» **Exercise directions**
Each entry below is to be printed verbatim.

» **Records to process**
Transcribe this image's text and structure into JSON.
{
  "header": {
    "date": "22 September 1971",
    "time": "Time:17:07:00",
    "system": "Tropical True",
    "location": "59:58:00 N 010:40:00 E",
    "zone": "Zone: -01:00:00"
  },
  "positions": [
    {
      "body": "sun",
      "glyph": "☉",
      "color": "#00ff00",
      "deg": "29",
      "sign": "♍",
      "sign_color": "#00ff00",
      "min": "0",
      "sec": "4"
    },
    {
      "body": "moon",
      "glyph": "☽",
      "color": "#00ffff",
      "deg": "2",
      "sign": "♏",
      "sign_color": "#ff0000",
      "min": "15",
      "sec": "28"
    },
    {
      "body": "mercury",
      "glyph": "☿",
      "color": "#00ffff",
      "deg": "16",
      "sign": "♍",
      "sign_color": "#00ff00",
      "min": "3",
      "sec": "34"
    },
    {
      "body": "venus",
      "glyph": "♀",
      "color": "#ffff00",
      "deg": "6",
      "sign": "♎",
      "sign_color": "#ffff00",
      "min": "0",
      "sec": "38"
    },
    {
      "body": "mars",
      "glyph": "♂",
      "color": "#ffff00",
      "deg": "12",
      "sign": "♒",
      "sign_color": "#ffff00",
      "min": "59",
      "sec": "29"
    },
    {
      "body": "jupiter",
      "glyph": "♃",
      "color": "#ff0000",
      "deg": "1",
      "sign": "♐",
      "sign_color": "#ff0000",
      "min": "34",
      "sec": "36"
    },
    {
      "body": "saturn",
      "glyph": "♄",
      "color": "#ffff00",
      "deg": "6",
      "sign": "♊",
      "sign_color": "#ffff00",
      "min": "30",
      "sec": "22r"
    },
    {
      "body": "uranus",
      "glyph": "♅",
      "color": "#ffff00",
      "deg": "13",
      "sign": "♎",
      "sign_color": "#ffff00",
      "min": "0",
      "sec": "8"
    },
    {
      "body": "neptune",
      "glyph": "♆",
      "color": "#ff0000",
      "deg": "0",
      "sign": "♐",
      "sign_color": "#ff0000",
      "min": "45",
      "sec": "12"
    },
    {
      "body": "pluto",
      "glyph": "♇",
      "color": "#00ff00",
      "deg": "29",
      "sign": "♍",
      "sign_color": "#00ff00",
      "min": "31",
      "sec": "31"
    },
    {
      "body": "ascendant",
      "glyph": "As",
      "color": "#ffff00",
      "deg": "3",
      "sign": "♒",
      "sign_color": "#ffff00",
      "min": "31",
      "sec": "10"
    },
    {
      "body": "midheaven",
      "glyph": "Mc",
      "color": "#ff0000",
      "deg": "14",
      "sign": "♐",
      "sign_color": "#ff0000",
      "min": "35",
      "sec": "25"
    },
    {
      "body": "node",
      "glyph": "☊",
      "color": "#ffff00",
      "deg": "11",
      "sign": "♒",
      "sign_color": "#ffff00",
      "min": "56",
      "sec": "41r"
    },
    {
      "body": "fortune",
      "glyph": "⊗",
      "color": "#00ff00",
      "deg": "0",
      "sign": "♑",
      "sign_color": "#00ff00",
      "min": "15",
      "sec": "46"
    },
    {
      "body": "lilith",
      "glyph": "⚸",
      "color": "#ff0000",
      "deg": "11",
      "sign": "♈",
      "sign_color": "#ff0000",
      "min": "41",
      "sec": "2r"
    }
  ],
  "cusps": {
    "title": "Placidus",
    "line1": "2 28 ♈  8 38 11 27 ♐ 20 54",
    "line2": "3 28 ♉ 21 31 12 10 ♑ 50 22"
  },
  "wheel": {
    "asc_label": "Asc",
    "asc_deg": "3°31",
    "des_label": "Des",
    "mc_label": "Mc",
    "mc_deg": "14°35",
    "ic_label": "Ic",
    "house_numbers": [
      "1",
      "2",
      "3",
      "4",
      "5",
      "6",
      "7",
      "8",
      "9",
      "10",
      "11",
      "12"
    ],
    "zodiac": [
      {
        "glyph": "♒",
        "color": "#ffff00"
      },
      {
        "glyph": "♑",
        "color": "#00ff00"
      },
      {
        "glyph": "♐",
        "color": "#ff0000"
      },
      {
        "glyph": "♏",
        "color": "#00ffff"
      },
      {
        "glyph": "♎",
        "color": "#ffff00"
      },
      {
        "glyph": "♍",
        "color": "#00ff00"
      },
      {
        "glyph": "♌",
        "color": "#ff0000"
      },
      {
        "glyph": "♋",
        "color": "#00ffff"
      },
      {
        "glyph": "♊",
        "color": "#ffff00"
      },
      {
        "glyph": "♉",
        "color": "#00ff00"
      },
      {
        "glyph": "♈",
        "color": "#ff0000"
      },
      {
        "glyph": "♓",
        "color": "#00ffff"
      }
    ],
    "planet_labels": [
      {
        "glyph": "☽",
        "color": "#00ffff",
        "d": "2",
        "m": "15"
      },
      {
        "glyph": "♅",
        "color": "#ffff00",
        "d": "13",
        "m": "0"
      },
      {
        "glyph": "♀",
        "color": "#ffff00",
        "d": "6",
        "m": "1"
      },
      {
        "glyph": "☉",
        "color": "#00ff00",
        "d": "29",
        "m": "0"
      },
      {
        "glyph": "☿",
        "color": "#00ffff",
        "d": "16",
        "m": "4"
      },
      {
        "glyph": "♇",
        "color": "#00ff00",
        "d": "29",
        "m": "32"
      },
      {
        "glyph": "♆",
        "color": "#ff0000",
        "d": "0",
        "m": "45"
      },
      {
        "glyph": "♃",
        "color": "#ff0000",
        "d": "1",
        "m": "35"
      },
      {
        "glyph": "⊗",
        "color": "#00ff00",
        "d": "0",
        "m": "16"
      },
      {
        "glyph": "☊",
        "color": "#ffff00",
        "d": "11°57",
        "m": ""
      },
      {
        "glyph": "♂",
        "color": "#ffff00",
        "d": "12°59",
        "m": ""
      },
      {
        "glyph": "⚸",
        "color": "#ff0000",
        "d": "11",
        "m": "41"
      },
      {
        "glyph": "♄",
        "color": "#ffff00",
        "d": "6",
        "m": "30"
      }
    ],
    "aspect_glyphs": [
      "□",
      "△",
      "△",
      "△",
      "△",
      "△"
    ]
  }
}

» **Answer to the task**
Transcribe this image's text and structure into JSON.
{
  "header": {
    "date": "22 September 1971",
    "time": "Time:17:07:00",
    "system": "Tropical True",
    "location": "59:58:00 N 010:40:00 E",
    "zone": "Zone: -01:00:00"
  },
  "positions": [
    {
      "body": "sun",
      "glyph": "☉",
      "color": "#00ff00",
      "deg": "29",
      "sign": "♍",
      "sign_color": "#00ff00",
      "min": "0",
      "sec": "4"
    },
    {
      "body": "moon",
      "glyph": "☽",
      "color": "#00ffff",
      "deg": "2",
      "sign": "♏",
      "sign_color": "#ff0000",
      "min": "15",
      "sec": "28"
    },
    {
      "body": "mercury",
      "glyph": "☿",
      "color": "#00ffff",
      "deg": "16",
      "sign": "♍",
      "sign_color": "#00ff00",
      "min": "3",
      "sec": "34"
    },
    {
      "body": "venus",
      "glyph": "♀",
      "color": "#ffff00",
      "deg": "6",
      "sign": "♎",
      "sign_color": "#ffff00",
      "min": "0",
      "sec": "38"
    },
    {
      "body": "mars",
      "glyph": "♂",
      "color": "#ffff00",
      "deg": "12",
      "sign": "♒",
      "sign_color": "#ffff00",
      "min": "59",
      "sec": "29"
    },
    {
      "body": "jupiter",
      "glyph": "♃",
      "color": "#ff0000",
      "deg": "1",
      "sign": "♐",
      "sign_color": "#ff0000",
      "min": "34",
      "sec": "36"
    },
    {
      "body": "saturn",
      "glyph": "♄",
      "color": "#ffff00",
      "deg": "6",
      "sign": "♊",
      "sign_color": "#ffff00",
      "min": "30",
      "sec": "22r"
    },
    {
      "body": "uranus",
      "glyph": "♅",
      "color": "#ffff00",
      "deg": "13",
      "sign": "♎",
      "sign_color": "#ffff00",
      "min": "0",
      "sec": "8"
    },
    {
      "body": "neptune",
      "glyph": "♆",
      "color": "#ff0000",
      "deg": "0",
      "sign": "♐",
      "sign_color": "#ff0000",
      "min": "45",
      "sec": "12"
    },
    {
      "body": "pluto",
      "glyph": "♇",
      "color": "#00ff00",
      "deg": "29",
      "sign": "♍",
      "sign_color": "#00ff00",
      "min": "31",
      "sec": "31"
    },
    {
      "body": "ascendant",
      "glyph": "As",
      "color": "#ffff00",
      "deg": "3",
      "sign": "♒",
      "sign_color": "#ffff00",
      "min": "31",
      "sec": "10"
    },
    {
      "body": "midheaven",
      "glyph": "Mc",
      "color": "#ff0000",
      "deg": "14",
      "sign": "♐",
      "sign_color": "#ff0000",
      "min": "35",
      "sec": "25"
    },
    {
      "body": "node",
      "glyph": "☊",
      "color": "#ffff00",
      "deg": "11",
      "sign": "♒",
      "sign_color": "#ffff00",
      "min": "56",
      "sec": "41r"
    },
    {
      "body": "fortune",
      "glyph": "⊗",
      "color": "#00ff00",
      "deg": "0",
      "sign": "♑",
      "sign_color": "#00ff00",
      "min": "15",
      "sec": "46"
    },
    {
      "body": "lilith",
      "glyph": "⚸",
      "color": "#ff0000",
      "deg": "11",
      "sign": "♈",
      "sign_color": "#ff0000",
      "min": "41",
      "sec": "2r"
    }
  ],
  "cusps": {
    "title": "Placidus",
    "line1": "2 28 ♈  8 38 11 27 ♐ 20 54",
    "line2": "3 28 ♉ 21 31 12 10 ♑ 50 22"
  },
  "wheel": {
    "asc_label": "Asc",
    "asc_deg": "3°31",
    "des_label": "Des",
    "mc_label": "Mc",
    "mc_deg": "14°35",
    "ic_label": "Ic",
    "house_numbers": [
      "1",
      "2",
      "3",
      "4",
      "5",
      "6",
      "7",
      "8",
      "9",
      "10",
      "11",
      "12"
    ],
    "zodiac": [
      {
        "glyph": "♒",
        "color": "#ffff00"
      },
      {
        "glyph": "♑",
        "color": "#00ff00"
      },
      {
        "glyph": "♐",
        "color": "#ff0000"
      },
      {
        "glyph": "♏",
        "color": "#00ffff"
      },
      {
        "glyph": "♎",
        "color": "#ffff00"
      },
      {
        "glyph": "♍",
        "color": "#00ff00"
      },
      {
        "glyph": "♌",
        "color": "#ff0000"
      },
      {
        "glyph": "♋",
        "color": "#00ffff"
      },
      {
        "glyph": "♊",
        "color": "#ffff00"
      },
      {
        "glyph": "♉",
        "color": "#00ff00"
      },
      {
        "glyph": "♈",
        "color": "#ff0000"
      },
      {
        "glyph": "♓",
        "color": "#00ffff"
      }
    ],
    "planet_labels": [
      {
        "glyph": "☽",
        "color": "#00ffff",
        "d": "2",
        "m": "15"
      },
      {
        "glyph": "♅",
        "color": "#ffff00",
        "d": "13",
        "m": "0"
      },
      {
        "glyph": "♀",
        "color": "#ffff00",
        "d": "6",
        "m": "1"
      },
      {
        "glyph": "☉",
        "color": "#00ff00",
        "d": "29",
        "m": "0"
      },
      {
        "glyph": "☿",
        "color": "#00ffff",
        "d": "16",
        "m": "4"
      },
      {
        "glyph": "♇",
        "color": "#00ff00",
        "d": "29",
        "m": "32"
      },
      {
        "glyph": "♆",
        "color": "#ff0000",
        "d": "0",
        "m": "45"
      },
      {
        "glyph": "♃",
        "color": "#ff0000",
        "d": "1",
        "m": "35"
      },
      {
        "glyph": "⊗",
        "color": "#00ff00",
        "d": "0",
        "m": "16"
      },
      {
        "glyph": "☊",
        "color": "#ffff00",
        "d": "11°57",
        "m": ""
      },
      {
        "glyph": "♂",
        "color": "#ffff00",
        "d": "12°59",
        "m": ""
      },
      {
        "glyph": "⚸",
        "color": "#ff0000",
        "d": "11",
        "m": "41"
      },
      {
        "glyph": "♄",
        "color": "#ffff00",
        "d": "6",
        "m": "30"
      }
    ],
    "aspect_glyphs": [
      "□",
      "△",
      "△",
      "△",
      "△",
      "△"
    ]
  }
}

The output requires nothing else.